▸ **What is needed**
State only the number of lines that include "this".
═══
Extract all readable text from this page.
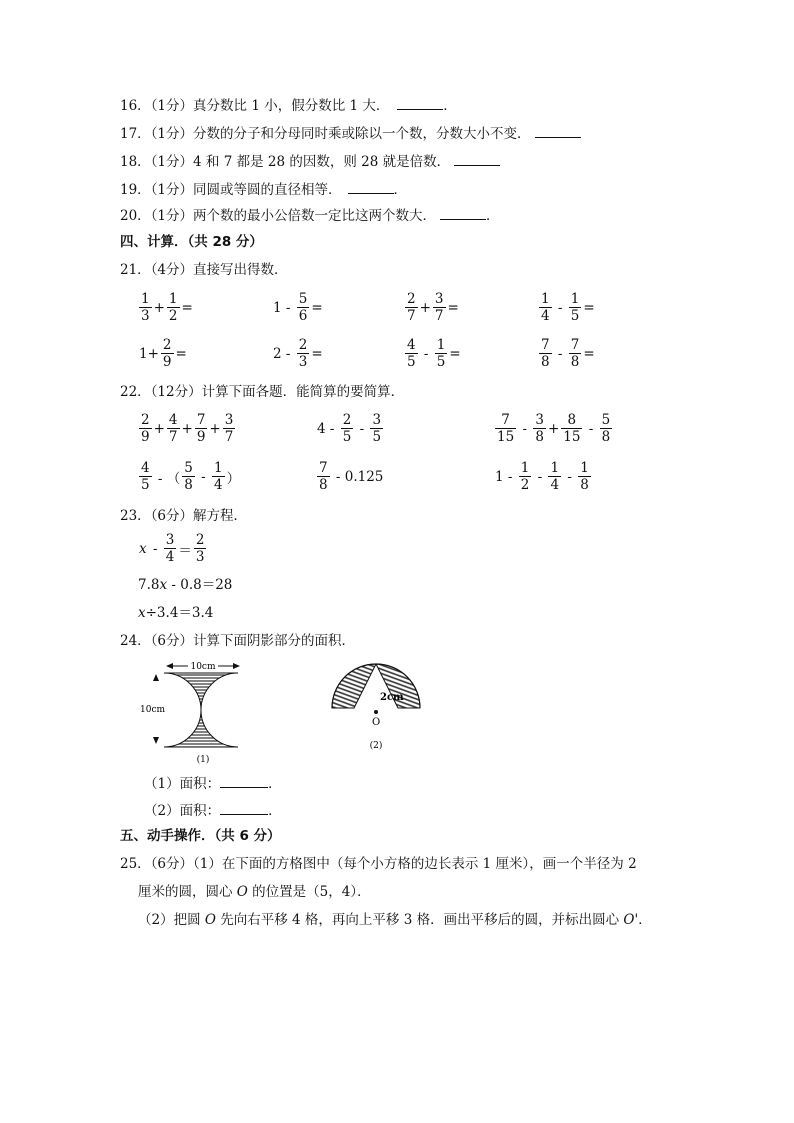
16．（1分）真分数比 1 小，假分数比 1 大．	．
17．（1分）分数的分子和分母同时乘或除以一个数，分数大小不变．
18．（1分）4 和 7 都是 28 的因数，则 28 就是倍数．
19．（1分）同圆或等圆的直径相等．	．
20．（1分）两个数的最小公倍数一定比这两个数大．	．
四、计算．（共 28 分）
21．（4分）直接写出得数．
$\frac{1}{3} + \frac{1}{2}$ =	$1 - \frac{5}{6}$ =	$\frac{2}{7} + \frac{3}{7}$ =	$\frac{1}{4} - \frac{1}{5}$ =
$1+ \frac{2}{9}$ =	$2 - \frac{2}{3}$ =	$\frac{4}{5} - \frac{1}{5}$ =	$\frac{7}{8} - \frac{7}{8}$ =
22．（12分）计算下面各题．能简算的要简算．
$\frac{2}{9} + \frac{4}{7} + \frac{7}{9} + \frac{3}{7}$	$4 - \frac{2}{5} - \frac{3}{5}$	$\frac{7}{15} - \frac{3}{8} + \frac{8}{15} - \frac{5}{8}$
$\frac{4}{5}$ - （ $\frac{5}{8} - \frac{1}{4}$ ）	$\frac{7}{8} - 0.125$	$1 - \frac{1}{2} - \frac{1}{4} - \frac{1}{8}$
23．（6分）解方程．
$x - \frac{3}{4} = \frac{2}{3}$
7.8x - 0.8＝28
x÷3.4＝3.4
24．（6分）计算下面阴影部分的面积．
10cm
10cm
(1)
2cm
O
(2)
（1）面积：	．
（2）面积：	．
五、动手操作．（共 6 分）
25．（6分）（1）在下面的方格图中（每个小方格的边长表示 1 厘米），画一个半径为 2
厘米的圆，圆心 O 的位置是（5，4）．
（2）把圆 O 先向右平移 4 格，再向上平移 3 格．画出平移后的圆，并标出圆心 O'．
═══
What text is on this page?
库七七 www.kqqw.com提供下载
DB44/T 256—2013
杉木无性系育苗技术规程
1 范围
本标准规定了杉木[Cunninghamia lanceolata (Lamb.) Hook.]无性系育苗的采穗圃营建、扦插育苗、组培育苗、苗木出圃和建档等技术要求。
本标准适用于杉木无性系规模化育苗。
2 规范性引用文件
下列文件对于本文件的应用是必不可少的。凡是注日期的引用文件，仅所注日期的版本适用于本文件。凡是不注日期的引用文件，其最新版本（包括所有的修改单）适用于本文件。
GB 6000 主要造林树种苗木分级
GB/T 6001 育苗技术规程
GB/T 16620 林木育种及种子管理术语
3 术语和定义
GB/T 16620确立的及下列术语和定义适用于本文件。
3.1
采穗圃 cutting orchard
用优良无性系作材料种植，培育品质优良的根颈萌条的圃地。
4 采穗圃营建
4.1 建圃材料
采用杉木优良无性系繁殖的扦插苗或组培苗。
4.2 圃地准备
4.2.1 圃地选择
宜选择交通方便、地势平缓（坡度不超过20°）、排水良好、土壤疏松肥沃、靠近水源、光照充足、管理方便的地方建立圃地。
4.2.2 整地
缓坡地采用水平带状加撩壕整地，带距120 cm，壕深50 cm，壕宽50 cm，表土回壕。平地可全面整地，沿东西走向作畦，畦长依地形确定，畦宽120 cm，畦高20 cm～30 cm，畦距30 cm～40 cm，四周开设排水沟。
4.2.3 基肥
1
═══
▸ **Problem solution**
2